> Do this
Set down all of the entries word for word, omitting the images they contain.

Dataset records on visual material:
###

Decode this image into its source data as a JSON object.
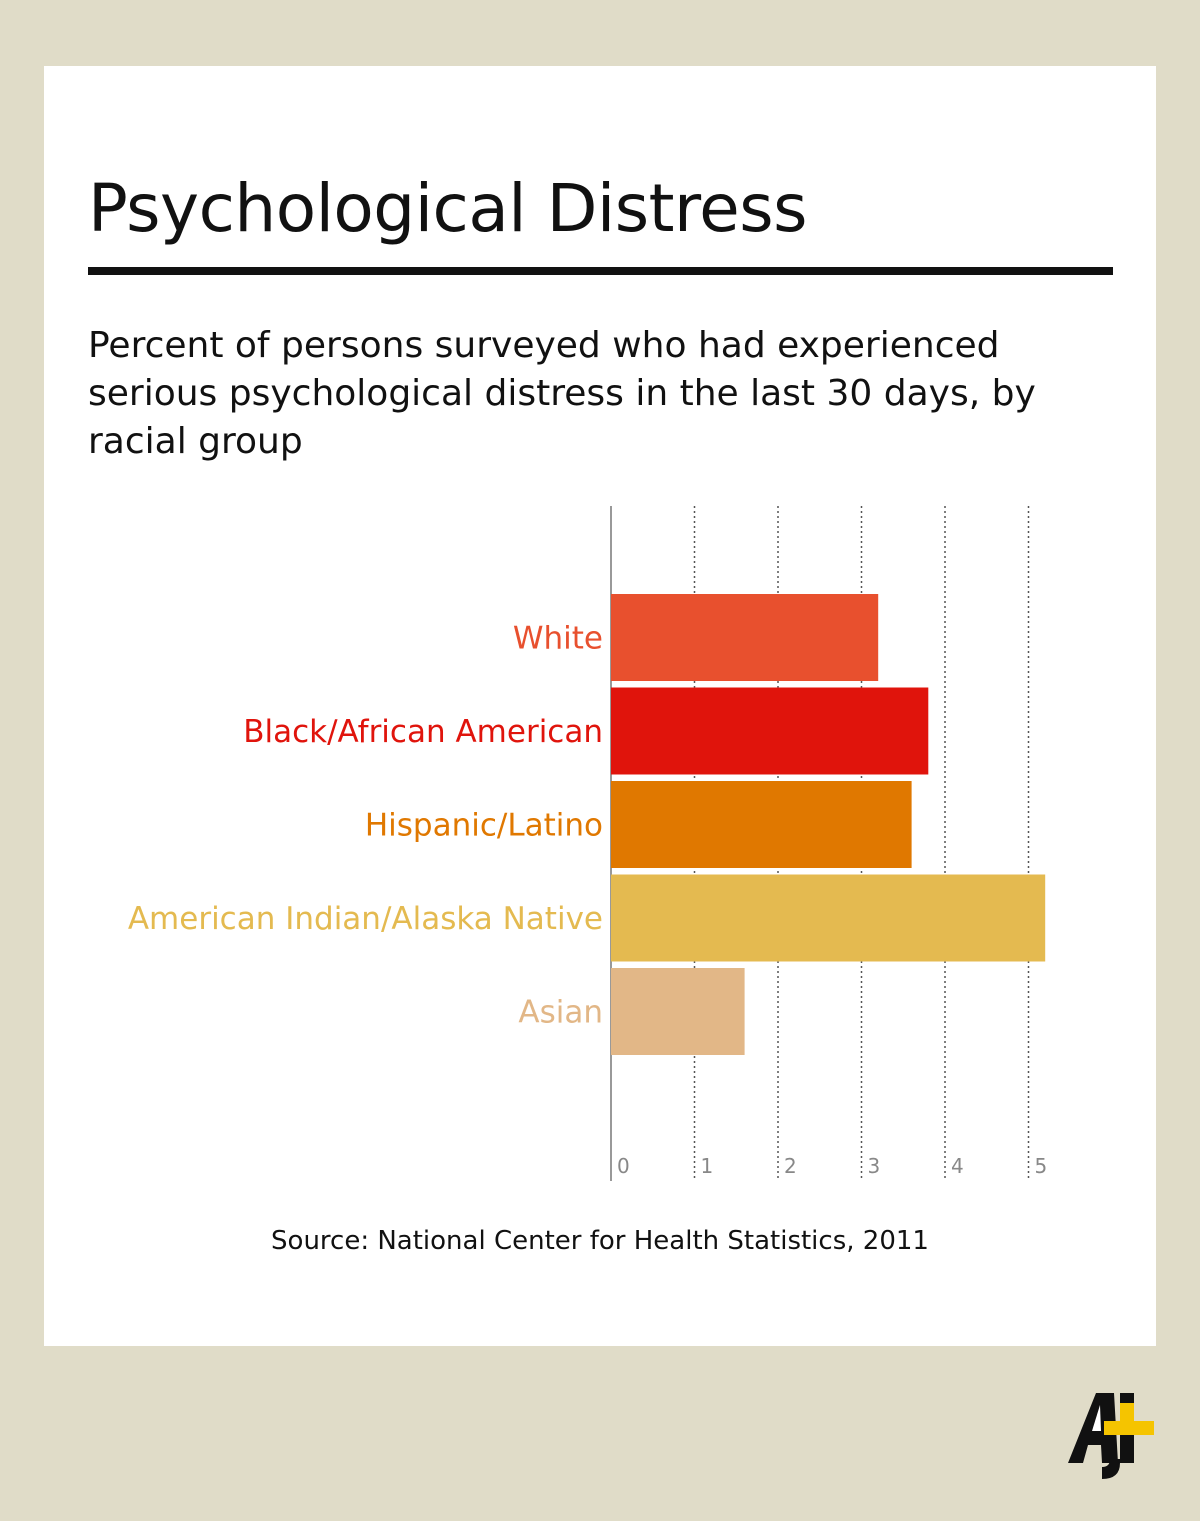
{
  "title": "Psychological Distress",
  "subtitle": "Percent of persons surveyed who had experienced serious psychological distress in the last 30 days, by racial group",
  "source": "Source: National Center for Health Statistics, 2011",
  "logo_text": "AJ+",
  "colors": {
    "background": "#e0dcc8",
    "card": "#ffffff",
    "text": "#111111",
    "axis": "#999999",
    "grid": "#555555",
    "logo_black": "#111111",
    "logo_yellow": "#f5c400"
  },
  "chart_data": {
    "type": "bar",
    "orientation": "horizontal",
    "title": "Psychological Distress",
    "subtitle": "Percent of persons surveyed who had experienced serious psychological distress in the last 30 days, by racial group",
    "categories": [
      "White",
      "Black/African American",
      "Hispanic/Latino",
      "American Indian/Alaska Native",
      "Asian"
    ],
    "values": [
      3.2,
      3.8,
      3.6,
      5.2,
      1.6
    ],
    "bar_colors": [
      "#e8502e",
      "#e0140c",
      "#e07800",
      "#e4ba50",
      "#e2b787"
    ],
    "xticks": [
      0,
      1,
      2,
      3,
      4,
      5
    ],
    "xlim": [
      0,
      5.5
    ],
    "xlabel": "",
    "ylabel": "",
    "grid": "vertical dotted",
    "legend": "none"
  }
}
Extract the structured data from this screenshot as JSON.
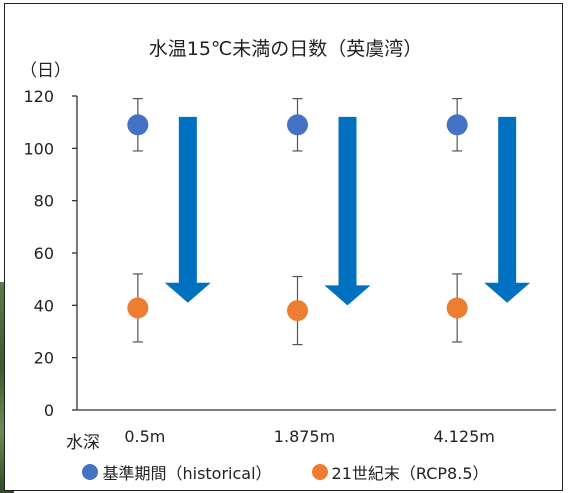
{
  "chart_data": {
    "type": "scatter",
    "title": "水温15℃未満の日数（英虞湾）",
    "ylabel": "（日）",
    "xlabel": "水深",
    "ylim": [
      0,
      120
    ],
    "yticks": [
      0,
      20,
      40,
      60,
      80,
      100,
      120
    ],
    "categories": [
      "0.5m",
      "1.875m",
      "4.125m"
    ],
    "series": [
      {
        "name": "基準期間（historical）",
        "color": "#4472C4",
        "values": [
          109,
          109,
          109
        ],
        "error_low": [
          99,
          99,
          99
        ],
        "error_high": [
          119,
          119,
          119
        ]
      },
      {
        "name": "21世紀末（RCP8.5）",
        "color": "#ED7D31",
        "values": [
          39,
          38,
          39
        ],
        "error_low": [
          26,
          25,
          26
        ],
        "error_high": [
          52,
          51,
          52
        ]
      }
    ],
    "arrow_color": "#0070C0",
    "grid": false,
    "legend_position": "bottom"
  }
}
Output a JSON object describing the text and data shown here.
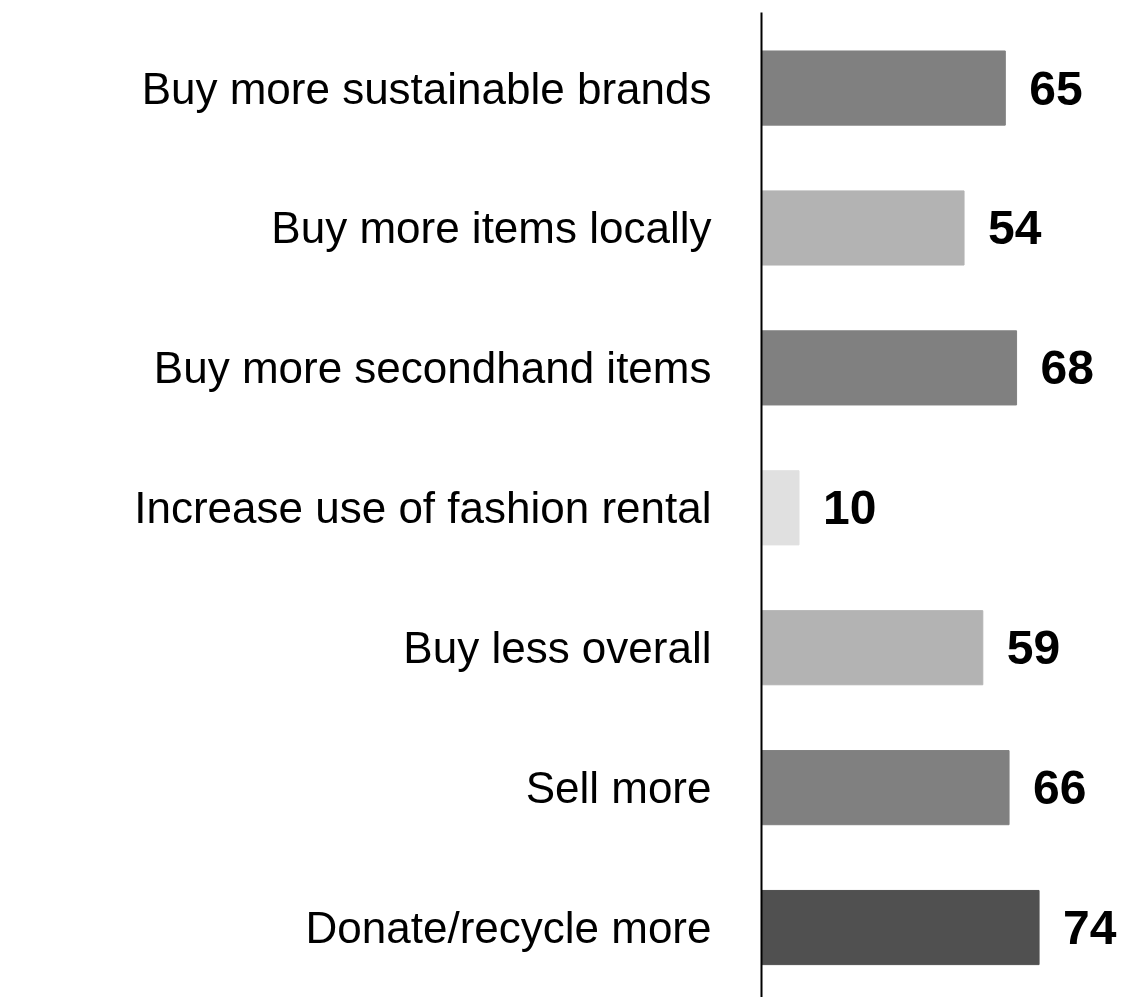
{
  "chart_data": {
    "type": "bar",
    "orientation": "horizontal",
    "data_labels": true,
    "categories": [
      "Buy more sustainable brands",
      "Buy more items locally",
      "Buy more secondhand items",
      "Increase use of fashion rental",
      "Buy less overall",
      "Sell more",
      "Donate/recycle more"
    ],
    "values": [
      65,
      54,
      68,
      10,
      59,
      66,
      74
    ],
    "colors": [
      "#808080",
      "#b3b3b3",
      "#808080",
      "#e0e0e0",
      "#b3b3b3",
      "#808080",
      "#505050"
    ]
  }
}
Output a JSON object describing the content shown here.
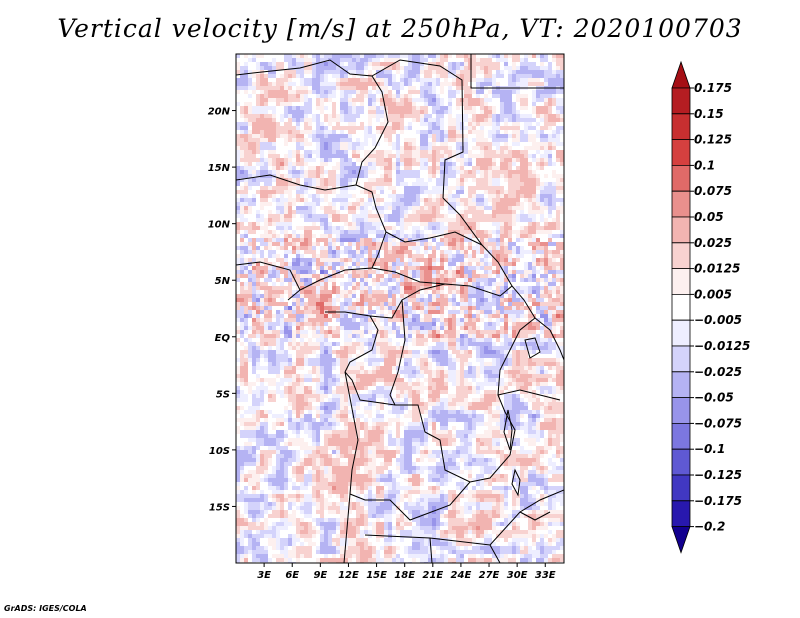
{
  "chart_data": {
    "type": "heatmap",
    "title": "Vertical velocity [m/s] at 250hPa, VT: 2020100703",
    "variable": "Vertical velocity",
    "units": "m/s",
    "level": "250hPa",
    "valid_time": "2020100703",
    "region": "Central Africa",
    "x_range": [
      0,
      35
    ],
    "y_range": [
      -20,
      25
    ],
    "x_ticks": [
      {
        "value": 3,
        "label": "3E"
      },
      {
        "value": 6,
        "label": "6E"
      },
      {
        "value": 9,
        "label": "9E"
      },
      {
        "value": 12,
        "label": "12E"
      },
      {
        "value": 15,
        "label": "15E"
      },
      {
        "value": 18,
        "label": "18E"
      },
      {
        "value": 21,
        "label": "21E"
      },
      {
        "value": 24,
        "label": "24E"
      },
      {
        "value": 27,
        "label": "27E"
      },
      {
        "value": 30,
        "label": "30E"
      },
      {
        "value": 33,
        "label": "33E"
      }
    ],
    "y_ticks": [
      {
        "value": 20,
        "label": "20N"
      },
      {
        "value": 15,
        "label": "15N"
      },
      {
        "value": 10,
        "label": "10N"
      },
      {
        "value": 5,
        "label": "5N"
      },
      {
        "value": 0,
        "label": "EQ"
      },
      {
        "value": -5,
        "label": "5S"
      },
      {
        "value": -10,
        "label": "10S"
      },
      {
        "value": -15,
        "label": "15S"
      }
    ],
    "colorbar": {
      "levels": [
        {
          "label": "0.175",
          "value": 0.175
        },
        {
          "label": "0.15",
          "value": 0.15
        },
        {
          "label": "0.125",
          "value": 0.125
        },
        {
          "label": "0.1",
          "value": 0.1
        },
        {
          "label": "0.075",
          "value": 0.075
        },
        {
          "label": "0.05",
          "value": 0.05
        },
        {
          "label": "0.025",
          "value": 0.025
        },
        {
          "label": "0.0125",
          "value": 0.0125
        },
        {
          "label": "0.005",
          "value": 0.005
        },
        {
          "label": "−0.005",
          "value": -0.005
        },
        {
          "label": "−0.0125",
          "value": -0.0125
        },
        {
          "label": "−0.025",
          "value": -0.025
        },
        {
          "label": "−0.05",
          "value": -0.05
        },
        {
          "label": "−0.075",
          "value": -0.075
        },
        {
          "label": "−0.1",
          "value": -0.1
        },
        {
          "label": "−0.125",
          "value": -0.125
        },
        {
          "label": "−0.175",
          "value": -0.175
        },
        {
          "label": "−0.2",
          "value": -0.2
        }
      ],
      "colors": [
        "#a50f15",
        "#b51d22",
        "#c72f30",
        "#d5403f",
        "#e06a68",
        "#e9908d",
        "#f2b4b1",
        "#f8d2d0",
        "#fdf0ef",
        "#ffffff",
        "#eeeeff",
        "#d4d3fb",
        "#b5b3f3",
        "#9894ea",
        "#7c77e0",
        "#5f59d3",
        "#4138c2",
        "#2818ae",
        "#12008f"
      ]
    }
  },
  "credit": "GrADS: IGES/COLA"
}
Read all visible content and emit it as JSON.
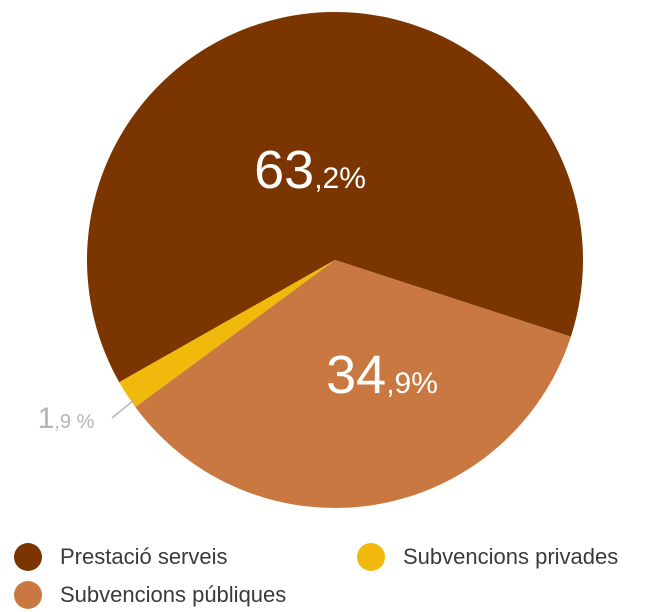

###

> Correct answer
Decode this image into its source data as a JSON object.
{
  "title": "Psychological Distress",
  "subtitle": "Percent of persons surveyed who had experienced serious psychological distress in the last 30 days, by racial group",
  "source": "Source: National Center for Health Statistics, 2011",
  "logo_text": "AJ+",
  "colors": {
    "background": "#e0dcc8",
    "card": "#ffffff",
    "text": "#111111",
    "axis": "#999999",
    "grid": "#555555",
    "logo_black": "#111111",
    "logo_yellow": "#f5c400"
  },
  "chart_data": {
    "type": "bar",
    "orientation": "horizontal",
    "title": "Psychological Distress",
    "subtitle": "Percent of persons surveyed who had experienced serious psychological distress in the last 30 days, by racial group",
    "categories": [
      "White",
      "Black/African American",
      "Hispanic/Latino",
      "American Indian/Alaska Native",
      "Asian"
    ],
    "values": [
      3.2,
      3.8,
      3.6,
      5.2,
      1.6
    ],
    "bar_colors": [
      "#e8502e",
      "#e0140c",
      "#e07800",
      "#e4ba50",
      "#e2b787"
    ],
    "xticks": [
      0,
      1,
      2,
      3,
      4,
      5
    ],
    "xlim": [
      0,
      5.5
    ],
    "xlabel": "",
    "ylabel": "",
    "grid": "vertical dotted",
    "legend": "none"
  }
}
Extract the structured data from this screenshot as JSON.
{
  "chart_data": {
    "type": "scatter",
    "title": "水温15℃未満の日数（英虞湾）",
    "ylabel": "（日）",
    "xlabel": "水深",
    "ylim": [
      0,
      120
    ],
    "yticks": [
      0,
      20,
      40,
      60,
      80,
      100,
      120
    ],
    "categories": [
      "0.5m",
      "1.875m",
      "4.125m"
    ],
    "series": [
      {
        "name": "基準期間（historical）",
        "color": "#4472C4",
        "values": [
          109,
          109,
          109
        ],
        "error_low": [
          99,
          99,
          99
        ],
        "error_high": [
          119,
          119,
          119
        ]
      },
      {
        "name": "21世紀末（RCP8.5）",
        "color": "#ED7D31",
        "values": [
          39,
          38,
          39
        ],
        "error_low": [
          26,
          25,
          26
        ],
        "error_high": [
          52,
          51,
          52
        ]
      }
    ],
    "arrow_color": "#0070C0",
    "grid": false,
    "legend_position": "bottom"
  }
}
Output a JSON object describing the text and data shown here.
{
  "chart_data": {
    "type": "bar",
    "orientation": "horizontal",
    "data_labels": true,
    "categories": [
      "Buy more sustainable brands",
      "Buy more items locally",
      "Buy more secondhand items",
      "Increase use of fashion rental",
      "Buy less overall",
      "Sell more",
      "Donate/recycle more"
    ],
    "values": [
      65,
      54,
      68,
      10,
      59,
      66,
      74
    ],
    "colors": [
      "#808080",
      "#b3b3b3",
      "#808080",
      "#e0e0e0",
      "#b3b3b3",
      "#808080",
      "#505050"
    ]
  }
}
Output a JSON object describing the content shown here.
{
  "chart_data": {
    "type": "heatmap",
    "title": "Vertical velocity [m/s] at 250hPa, VT: 2020100703",
    "variable": "Vertical velocity",
    "units": "m/s",
    "level": "250hPa",
    "valid_time": "2020100703",
    "region": "Central Africa",
    "x_range": [
      0,
      35
    ],
    "y_range": [
      -20,
      25
    ],
    "x_ticks": [
      {
        "value": 3,
        "label": "3E"
      },
      {
        "value": 6,
        "label": "6E"
      },
      {
        "value": 9,
        "label": "9E"
      },
      {
        "value": 12,
        "label": "12E"
      },
      {
        "value": 15,
        "label": "15E"
      },
      {
        "value": 18,
        "label": "18E"
      },
      {
        "value": 21,
        "label": "21E"
      },
      {
        "value": 24,
        "label": "24E"
      },
      {
        "value": 27,
        "label": "27E"
      },
      {
        "value": 30,
        "label": "30E"
      },
      {
        "value": 33,
        "label": "33E"
      }
    ],
    "y_ticks": [
      {
        "value": 20,
        "label": "20N"
      },
      {
        "value": 15,
        "label": "15N"
      },
      {
        "value": 10,
        "label": "10N"
      },
      {
        "value": 5,
        "label": "5N"
      },
      {
        "value": 0,
        "label": "EQ"
      },
      {
        "value": -5,
        "label": "5S"
      },
      {
        "value": -10,
        "label": "10S"
      },
      {
        "value": -15,
        "label": "15S"
      }
    ],
    "colorbar": {
      "levels": [
        {
          "label": "0.175",
          "value": 0.175
        },
        {
          "label": "0.15",
          "value": 0.15
        },
        {
          "label": "0.125",
          "value": 0.125
        },
        {
          "label": "0.1",
          "value": 0.1
        },
        {
          "label": "0.075",
          "value": 0.075
        },
        {
          "label": "0.05",
          "value": 0.05
        },
        {
          "label": "0.025",
          "value": 0.025
        },
        {
          "label": "0.0125",
          "value": 0.0125
        },
        {
          "label": "0.005",
          "value": 0.005
        },
        {
          "label": "−0.005",
          "value": -0.005
        },
        {
          "label": "−0.0125",
          "value": -0.0125
        },
        {
          "label": "−0.025",
          "value": -0.025
        },
        {
          "label": "−0.05",
          "value": -0.05
        },
        {
          "label": "−0.075",
          "value": -0.075
        },
        {
          "label": "−0.1",
          "value": -0.1
        },
        {
          "label": "−0.125",
          "value": -0.125
        },
        {
          "label": "−0.175",
          "value": -0.175
        },
        {
          "label": "−0.2",
          "value": -0.2
        }
      ],
      "colors": [
        "#a50f15",
        "#b51d22",
        "#c72f30",
        "#d5403f",
        "#e06a68",
        "#e9908d",
        "#f2b4b1",
        "#f8d2d0",
        "#fdf0ef",
        "#ffffff",
        "#eeeeff",
        "#d4d3fb",
        "#b5b3f3",
        "#9894ea",
        "#7c77e0",
        "#5f59d3",
        "#4138c2",
        "#2818ae",
        "#12008f"
      ]
    }
  },
  "credit": "GrADS: IGES/COLA"
}
Read all visible content and emit it as JSON.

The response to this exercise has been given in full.